## Begin

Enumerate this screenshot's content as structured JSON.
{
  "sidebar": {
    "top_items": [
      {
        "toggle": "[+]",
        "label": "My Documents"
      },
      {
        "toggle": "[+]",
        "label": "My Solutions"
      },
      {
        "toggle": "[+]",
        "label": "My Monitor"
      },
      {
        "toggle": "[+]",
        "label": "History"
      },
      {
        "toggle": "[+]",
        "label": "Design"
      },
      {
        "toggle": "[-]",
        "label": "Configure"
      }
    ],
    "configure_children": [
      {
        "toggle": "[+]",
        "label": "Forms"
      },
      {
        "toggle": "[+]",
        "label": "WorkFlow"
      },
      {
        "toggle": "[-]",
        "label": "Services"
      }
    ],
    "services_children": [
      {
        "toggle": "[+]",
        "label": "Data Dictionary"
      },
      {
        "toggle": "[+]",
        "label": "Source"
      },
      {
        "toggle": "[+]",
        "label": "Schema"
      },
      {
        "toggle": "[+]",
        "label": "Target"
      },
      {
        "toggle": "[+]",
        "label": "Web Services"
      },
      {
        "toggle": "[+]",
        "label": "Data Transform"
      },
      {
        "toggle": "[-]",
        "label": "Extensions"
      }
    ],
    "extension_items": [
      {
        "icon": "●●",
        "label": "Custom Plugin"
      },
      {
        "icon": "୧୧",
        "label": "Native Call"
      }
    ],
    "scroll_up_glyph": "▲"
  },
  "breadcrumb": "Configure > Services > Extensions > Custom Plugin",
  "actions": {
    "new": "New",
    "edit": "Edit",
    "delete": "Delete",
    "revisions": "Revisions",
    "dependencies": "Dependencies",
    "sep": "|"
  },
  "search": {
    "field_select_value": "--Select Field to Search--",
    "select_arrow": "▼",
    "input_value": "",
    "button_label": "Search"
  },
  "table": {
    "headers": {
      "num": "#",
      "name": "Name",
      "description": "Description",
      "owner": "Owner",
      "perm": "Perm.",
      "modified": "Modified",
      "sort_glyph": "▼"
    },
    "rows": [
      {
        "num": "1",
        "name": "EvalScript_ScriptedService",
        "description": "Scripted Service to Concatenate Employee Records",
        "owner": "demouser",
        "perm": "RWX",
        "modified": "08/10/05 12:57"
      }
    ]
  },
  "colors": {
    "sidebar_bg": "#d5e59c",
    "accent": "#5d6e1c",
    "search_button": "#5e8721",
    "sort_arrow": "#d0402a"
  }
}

## End
## Begin

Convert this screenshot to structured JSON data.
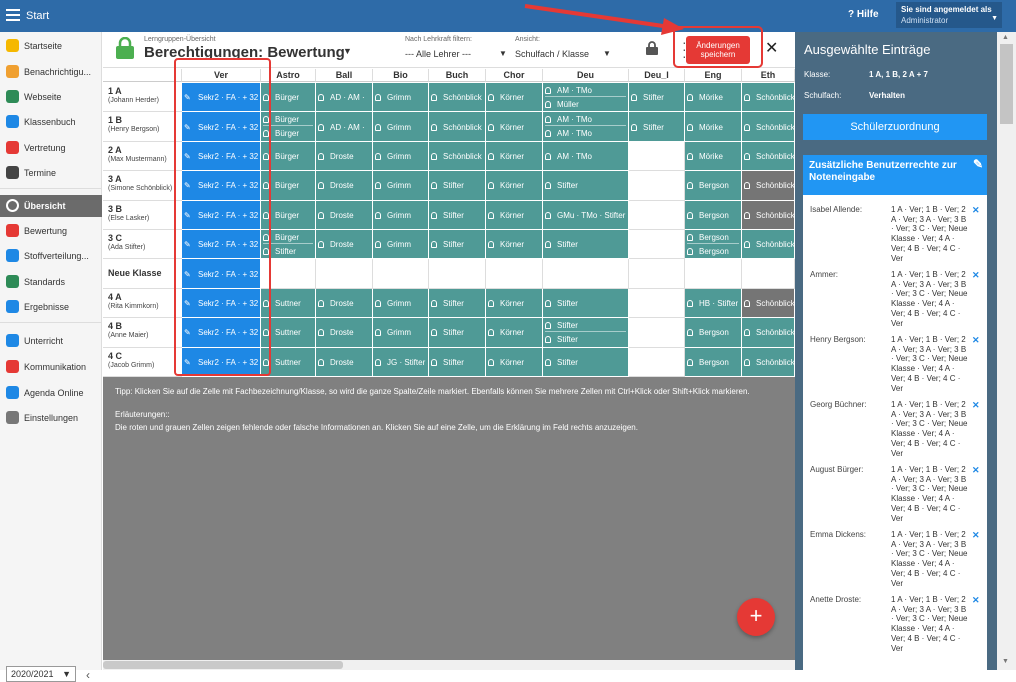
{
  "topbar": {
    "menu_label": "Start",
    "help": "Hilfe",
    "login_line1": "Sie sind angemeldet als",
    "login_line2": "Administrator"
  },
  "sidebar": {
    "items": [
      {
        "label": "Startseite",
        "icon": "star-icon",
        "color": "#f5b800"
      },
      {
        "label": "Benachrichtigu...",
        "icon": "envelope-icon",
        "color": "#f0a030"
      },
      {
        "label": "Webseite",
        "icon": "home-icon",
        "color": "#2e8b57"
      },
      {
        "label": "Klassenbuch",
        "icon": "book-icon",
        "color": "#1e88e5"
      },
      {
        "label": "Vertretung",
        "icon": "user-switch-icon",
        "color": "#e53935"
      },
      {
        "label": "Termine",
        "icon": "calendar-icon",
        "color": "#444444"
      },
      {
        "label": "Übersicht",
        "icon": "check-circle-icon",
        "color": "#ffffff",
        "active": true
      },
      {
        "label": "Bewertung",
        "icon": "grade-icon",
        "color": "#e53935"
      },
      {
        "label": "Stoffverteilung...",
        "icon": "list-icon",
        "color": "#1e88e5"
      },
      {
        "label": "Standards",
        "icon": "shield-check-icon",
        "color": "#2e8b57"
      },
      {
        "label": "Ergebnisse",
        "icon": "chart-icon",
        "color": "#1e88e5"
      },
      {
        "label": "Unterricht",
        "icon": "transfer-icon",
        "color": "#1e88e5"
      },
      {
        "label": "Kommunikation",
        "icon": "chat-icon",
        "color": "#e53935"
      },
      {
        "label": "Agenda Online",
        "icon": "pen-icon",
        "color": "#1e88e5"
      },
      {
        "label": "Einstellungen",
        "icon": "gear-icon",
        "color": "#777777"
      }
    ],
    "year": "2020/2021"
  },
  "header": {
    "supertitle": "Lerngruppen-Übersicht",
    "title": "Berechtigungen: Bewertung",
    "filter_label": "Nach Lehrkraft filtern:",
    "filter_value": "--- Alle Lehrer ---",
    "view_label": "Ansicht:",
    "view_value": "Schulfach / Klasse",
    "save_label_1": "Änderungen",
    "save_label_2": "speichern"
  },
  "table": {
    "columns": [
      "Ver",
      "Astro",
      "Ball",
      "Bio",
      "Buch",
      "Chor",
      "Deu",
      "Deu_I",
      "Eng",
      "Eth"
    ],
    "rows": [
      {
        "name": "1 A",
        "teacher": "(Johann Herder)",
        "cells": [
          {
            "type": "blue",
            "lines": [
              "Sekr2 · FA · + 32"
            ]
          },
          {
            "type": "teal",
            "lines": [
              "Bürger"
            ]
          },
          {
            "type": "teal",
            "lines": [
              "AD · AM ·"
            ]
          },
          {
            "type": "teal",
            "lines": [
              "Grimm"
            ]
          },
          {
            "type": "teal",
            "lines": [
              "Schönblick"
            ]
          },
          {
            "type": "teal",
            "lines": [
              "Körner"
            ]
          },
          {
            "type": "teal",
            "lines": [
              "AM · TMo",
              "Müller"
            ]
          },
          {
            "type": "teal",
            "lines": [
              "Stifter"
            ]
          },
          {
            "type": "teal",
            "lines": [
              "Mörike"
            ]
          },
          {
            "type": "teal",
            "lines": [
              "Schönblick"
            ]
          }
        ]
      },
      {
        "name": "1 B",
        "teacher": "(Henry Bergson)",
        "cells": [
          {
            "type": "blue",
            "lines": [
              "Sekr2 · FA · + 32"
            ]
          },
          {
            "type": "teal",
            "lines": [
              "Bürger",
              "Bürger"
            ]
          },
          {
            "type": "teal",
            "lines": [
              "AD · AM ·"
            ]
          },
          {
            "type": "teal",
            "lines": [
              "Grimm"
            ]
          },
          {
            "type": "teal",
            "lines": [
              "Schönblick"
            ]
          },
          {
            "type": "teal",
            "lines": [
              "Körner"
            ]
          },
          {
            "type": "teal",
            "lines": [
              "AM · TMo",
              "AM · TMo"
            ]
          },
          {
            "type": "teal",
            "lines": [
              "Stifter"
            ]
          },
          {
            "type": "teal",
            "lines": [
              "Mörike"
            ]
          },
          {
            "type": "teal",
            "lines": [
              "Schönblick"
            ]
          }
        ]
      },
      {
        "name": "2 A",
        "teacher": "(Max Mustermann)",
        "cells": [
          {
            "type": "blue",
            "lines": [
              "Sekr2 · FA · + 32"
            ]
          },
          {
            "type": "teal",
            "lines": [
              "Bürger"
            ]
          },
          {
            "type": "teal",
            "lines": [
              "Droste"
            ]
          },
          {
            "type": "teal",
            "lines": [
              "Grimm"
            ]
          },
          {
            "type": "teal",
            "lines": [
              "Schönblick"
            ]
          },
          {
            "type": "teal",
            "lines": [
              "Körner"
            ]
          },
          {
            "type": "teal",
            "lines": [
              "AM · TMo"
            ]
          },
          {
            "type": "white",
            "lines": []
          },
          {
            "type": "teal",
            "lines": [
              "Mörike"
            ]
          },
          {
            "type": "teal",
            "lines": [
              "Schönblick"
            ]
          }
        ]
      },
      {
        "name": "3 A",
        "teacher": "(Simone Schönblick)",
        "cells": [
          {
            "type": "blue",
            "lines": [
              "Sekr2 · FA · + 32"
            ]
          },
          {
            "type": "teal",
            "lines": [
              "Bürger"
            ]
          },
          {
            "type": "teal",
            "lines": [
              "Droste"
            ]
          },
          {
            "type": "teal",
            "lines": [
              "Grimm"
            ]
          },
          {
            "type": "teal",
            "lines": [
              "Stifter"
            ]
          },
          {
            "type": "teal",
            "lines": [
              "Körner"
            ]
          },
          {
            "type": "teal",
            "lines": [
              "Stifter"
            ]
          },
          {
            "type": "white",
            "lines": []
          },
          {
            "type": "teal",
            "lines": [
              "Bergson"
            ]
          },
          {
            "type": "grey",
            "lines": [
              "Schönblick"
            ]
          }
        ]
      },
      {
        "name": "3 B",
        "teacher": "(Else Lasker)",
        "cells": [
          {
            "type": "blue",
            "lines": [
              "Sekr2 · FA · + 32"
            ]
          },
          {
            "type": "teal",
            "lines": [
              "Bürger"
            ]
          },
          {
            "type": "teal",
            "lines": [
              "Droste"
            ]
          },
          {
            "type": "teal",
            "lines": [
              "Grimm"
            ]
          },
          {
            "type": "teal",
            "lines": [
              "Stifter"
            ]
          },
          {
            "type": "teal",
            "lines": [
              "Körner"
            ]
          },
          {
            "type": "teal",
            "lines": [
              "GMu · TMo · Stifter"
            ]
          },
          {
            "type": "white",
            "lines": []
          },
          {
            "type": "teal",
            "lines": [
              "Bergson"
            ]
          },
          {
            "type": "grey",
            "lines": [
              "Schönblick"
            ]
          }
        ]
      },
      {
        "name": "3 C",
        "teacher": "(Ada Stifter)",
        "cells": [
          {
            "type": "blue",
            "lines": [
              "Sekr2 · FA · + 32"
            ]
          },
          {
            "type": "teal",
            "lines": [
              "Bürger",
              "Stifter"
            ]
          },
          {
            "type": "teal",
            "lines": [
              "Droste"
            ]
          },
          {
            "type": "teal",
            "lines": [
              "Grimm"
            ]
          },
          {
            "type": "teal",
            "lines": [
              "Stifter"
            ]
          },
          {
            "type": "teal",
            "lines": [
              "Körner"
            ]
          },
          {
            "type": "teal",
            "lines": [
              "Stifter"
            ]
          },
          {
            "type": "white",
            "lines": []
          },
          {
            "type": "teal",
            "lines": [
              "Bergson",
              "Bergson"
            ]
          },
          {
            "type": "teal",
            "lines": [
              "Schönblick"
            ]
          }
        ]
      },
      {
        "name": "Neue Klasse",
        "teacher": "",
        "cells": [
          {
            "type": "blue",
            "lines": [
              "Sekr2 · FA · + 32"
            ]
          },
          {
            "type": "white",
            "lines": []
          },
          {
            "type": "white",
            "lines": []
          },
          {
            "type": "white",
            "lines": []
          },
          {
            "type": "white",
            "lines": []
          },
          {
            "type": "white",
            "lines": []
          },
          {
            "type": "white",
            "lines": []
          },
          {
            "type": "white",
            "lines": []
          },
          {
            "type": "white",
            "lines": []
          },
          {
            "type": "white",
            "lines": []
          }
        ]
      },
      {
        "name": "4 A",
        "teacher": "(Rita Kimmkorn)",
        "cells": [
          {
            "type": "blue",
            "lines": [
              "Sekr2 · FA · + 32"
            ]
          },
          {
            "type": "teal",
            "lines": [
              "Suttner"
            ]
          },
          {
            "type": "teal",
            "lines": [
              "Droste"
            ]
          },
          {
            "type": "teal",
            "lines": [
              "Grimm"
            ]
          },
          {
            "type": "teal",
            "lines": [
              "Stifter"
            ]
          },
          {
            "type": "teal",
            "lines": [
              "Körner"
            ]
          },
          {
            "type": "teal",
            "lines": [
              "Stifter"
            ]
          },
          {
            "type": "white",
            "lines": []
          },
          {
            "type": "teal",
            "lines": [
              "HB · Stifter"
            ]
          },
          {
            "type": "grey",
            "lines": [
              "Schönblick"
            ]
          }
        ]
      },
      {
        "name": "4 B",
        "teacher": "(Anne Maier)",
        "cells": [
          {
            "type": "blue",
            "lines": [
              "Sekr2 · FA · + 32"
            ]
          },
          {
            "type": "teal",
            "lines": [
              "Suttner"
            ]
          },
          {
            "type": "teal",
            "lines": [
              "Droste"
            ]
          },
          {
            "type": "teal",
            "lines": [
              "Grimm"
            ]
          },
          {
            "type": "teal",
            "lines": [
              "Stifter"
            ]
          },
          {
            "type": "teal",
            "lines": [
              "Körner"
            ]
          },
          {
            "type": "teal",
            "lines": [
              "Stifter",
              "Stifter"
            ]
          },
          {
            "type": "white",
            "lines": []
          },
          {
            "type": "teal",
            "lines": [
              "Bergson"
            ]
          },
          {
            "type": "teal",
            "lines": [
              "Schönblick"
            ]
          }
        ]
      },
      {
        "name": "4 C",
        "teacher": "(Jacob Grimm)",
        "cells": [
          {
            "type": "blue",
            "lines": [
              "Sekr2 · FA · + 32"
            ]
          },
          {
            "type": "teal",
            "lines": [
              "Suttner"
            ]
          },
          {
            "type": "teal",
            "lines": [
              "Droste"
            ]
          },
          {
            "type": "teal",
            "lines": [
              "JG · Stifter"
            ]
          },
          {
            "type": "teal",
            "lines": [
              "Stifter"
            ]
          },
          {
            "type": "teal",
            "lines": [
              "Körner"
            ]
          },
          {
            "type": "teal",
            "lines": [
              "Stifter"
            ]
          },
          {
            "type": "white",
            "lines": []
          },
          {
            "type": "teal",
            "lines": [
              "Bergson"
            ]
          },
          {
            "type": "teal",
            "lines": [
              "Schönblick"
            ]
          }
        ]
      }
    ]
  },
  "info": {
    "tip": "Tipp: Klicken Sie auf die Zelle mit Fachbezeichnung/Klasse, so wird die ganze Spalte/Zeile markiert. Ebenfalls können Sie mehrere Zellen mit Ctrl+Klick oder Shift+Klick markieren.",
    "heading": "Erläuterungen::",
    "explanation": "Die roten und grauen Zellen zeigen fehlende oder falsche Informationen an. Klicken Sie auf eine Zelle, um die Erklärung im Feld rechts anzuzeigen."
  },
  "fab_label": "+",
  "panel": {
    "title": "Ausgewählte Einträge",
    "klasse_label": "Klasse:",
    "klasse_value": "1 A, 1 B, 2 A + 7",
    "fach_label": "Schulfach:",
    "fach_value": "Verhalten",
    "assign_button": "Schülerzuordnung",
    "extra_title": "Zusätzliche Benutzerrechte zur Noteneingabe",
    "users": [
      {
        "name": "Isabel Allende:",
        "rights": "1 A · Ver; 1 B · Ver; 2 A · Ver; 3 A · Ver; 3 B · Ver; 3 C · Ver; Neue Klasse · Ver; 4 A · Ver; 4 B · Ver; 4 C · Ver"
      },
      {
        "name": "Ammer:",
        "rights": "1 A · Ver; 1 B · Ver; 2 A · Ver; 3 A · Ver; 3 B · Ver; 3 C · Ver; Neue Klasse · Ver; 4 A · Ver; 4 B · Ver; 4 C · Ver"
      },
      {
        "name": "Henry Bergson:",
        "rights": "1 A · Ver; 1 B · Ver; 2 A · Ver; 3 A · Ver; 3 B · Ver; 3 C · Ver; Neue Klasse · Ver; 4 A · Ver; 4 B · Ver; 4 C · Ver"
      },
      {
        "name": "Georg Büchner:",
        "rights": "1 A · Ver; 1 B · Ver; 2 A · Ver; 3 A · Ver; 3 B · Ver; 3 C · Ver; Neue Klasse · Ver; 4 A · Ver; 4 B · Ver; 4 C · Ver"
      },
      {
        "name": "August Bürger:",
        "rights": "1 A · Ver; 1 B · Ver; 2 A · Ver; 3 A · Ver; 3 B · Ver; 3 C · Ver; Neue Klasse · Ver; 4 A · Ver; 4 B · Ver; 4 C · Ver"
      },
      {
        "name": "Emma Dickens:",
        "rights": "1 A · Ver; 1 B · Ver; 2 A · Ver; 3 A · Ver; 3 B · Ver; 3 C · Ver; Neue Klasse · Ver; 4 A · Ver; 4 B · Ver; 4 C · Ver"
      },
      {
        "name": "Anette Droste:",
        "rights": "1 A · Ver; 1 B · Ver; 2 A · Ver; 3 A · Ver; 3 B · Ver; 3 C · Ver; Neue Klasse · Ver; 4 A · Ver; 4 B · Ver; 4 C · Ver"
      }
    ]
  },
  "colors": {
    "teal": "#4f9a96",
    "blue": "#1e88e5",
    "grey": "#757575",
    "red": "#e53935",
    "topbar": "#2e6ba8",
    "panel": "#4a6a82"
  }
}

## End

Brief: Return only the number of lines in the entries that contain the string "structured".

Written response: 2